Aim of the task: Pick out each line with the word "EURCHF" from the material that follows.

Exercise materials:

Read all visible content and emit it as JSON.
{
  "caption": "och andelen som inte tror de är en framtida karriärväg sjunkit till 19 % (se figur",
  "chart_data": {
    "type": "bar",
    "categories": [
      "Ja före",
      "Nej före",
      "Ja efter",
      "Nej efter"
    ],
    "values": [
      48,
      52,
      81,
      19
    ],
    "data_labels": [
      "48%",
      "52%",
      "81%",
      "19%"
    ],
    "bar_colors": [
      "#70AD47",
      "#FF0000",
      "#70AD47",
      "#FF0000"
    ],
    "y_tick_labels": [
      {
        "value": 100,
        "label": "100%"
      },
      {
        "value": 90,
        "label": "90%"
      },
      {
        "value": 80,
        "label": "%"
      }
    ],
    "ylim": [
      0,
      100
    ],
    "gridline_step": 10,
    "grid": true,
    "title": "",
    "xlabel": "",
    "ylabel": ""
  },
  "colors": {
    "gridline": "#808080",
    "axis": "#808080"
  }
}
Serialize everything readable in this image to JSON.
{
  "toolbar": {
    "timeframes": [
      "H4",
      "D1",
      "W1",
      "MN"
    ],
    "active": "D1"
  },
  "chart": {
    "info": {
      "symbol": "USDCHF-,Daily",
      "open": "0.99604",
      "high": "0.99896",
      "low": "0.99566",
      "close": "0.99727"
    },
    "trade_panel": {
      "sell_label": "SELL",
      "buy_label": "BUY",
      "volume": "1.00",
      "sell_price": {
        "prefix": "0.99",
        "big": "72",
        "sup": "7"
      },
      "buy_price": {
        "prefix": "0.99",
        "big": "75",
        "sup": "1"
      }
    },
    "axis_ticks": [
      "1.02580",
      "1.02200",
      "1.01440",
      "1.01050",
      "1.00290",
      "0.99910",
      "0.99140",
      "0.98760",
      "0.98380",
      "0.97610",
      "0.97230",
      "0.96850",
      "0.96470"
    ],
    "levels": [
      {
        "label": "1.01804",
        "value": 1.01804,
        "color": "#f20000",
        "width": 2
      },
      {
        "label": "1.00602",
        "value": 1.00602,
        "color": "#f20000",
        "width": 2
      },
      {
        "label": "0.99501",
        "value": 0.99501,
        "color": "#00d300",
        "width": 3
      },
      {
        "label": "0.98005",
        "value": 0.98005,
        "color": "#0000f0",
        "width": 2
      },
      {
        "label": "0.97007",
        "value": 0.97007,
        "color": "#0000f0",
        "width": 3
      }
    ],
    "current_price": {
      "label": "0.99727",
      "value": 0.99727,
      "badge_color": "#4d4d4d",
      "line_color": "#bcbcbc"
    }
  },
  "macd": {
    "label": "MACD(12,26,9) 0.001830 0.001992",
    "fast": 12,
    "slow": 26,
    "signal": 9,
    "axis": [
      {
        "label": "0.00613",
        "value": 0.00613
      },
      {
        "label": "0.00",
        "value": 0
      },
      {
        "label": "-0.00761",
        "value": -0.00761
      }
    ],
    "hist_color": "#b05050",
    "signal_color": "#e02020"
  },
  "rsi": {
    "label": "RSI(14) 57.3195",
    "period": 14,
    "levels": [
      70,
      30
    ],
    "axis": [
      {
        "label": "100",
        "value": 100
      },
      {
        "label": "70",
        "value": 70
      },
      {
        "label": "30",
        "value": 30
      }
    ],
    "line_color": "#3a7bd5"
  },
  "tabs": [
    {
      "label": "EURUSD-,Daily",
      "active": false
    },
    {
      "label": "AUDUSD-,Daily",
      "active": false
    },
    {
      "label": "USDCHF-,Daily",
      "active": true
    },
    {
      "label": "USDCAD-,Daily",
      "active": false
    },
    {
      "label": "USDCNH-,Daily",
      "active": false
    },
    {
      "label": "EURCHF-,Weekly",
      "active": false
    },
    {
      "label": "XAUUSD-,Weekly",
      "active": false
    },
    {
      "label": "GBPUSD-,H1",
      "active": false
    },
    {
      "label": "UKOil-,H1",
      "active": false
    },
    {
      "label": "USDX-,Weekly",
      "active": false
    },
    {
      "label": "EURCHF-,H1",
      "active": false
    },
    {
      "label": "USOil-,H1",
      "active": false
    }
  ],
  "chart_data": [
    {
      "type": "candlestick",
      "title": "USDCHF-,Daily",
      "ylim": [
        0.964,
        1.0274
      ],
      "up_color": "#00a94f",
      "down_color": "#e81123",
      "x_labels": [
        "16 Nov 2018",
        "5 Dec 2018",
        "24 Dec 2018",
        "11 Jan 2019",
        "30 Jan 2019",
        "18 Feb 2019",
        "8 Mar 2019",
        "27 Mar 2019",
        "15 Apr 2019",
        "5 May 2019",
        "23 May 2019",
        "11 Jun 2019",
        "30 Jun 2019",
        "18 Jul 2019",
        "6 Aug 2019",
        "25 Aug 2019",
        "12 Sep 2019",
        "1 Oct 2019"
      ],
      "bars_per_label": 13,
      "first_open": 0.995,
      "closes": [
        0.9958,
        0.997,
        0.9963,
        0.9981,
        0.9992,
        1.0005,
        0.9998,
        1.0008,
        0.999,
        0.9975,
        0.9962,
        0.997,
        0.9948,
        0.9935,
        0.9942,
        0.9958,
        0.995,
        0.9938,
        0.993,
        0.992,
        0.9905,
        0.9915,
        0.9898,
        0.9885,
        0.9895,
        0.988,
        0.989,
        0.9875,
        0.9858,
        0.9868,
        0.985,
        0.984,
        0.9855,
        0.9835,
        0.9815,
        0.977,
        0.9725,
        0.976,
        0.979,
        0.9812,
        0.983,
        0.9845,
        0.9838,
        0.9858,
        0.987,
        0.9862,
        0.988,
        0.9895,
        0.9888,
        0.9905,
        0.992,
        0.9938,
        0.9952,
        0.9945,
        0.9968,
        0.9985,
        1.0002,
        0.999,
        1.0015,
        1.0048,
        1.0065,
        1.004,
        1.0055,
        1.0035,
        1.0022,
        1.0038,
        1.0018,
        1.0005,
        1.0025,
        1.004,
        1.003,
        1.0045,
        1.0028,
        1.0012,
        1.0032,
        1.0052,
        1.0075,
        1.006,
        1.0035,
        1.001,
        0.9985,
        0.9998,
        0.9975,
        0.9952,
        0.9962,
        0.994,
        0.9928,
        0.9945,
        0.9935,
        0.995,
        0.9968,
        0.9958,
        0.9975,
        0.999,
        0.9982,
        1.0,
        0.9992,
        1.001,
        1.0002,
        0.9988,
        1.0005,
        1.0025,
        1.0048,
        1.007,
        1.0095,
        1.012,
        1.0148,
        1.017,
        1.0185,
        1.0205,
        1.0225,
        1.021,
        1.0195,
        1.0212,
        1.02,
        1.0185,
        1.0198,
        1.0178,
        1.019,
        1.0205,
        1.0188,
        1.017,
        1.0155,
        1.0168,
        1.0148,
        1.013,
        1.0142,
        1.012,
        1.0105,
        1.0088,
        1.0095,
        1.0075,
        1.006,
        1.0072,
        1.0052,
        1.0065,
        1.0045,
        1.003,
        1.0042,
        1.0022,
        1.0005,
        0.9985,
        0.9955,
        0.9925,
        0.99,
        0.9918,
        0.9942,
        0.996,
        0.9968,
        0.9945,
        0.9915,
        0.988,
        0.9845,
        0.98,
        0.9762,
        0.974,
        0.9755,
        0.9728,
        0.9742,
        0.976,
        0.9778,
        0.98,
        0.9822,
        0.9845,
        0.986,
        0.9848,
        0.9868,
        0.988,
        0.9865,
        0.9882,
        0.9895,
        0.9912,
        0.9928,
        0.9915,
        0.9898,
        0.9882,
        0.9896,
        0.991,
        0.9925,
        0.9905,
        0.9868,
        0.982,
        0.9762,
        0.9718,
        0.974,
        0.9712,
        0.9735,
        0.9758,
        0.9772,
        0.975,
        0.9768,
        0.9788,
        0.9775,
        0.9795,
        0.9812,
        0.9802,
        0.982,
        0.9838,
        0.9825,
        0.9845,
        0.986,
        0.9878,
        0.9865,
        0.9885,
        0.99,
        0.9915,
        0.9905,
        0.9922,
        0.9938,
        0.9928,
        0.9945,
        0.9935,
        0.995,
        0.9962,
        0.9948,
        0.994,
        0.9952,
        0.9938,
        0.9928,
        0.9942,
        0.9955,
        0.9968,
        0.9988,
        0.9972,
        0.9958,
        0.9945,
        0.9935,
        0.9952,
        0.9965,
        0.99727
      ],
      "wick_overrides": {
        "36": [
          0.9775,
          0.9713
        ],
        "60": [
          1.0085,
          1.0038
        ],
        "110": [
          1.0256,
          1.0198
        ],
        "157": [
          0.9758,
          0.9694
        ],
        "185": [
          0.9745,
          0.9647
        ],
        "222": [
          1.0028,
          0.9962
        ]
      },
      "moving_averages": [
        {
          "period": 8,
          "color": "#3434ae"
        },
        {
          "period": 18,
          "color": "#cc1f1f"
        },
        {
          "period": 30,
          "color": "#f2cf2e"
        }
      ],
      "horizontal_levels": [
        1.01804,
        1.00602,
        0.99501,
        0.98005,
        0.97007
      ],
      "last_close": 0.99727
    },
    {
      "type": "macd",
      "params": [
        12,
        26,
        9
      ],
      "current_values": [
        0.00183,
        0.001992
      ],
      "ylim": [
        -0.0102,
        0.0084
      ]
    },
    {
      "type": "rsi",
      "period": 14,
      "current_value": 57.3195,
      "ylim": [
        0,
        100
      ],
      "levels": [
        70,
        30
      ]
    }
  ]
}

Written solution:
      "label": "EURCHF-,Weekly",
      "label": "EURCHF-,H1",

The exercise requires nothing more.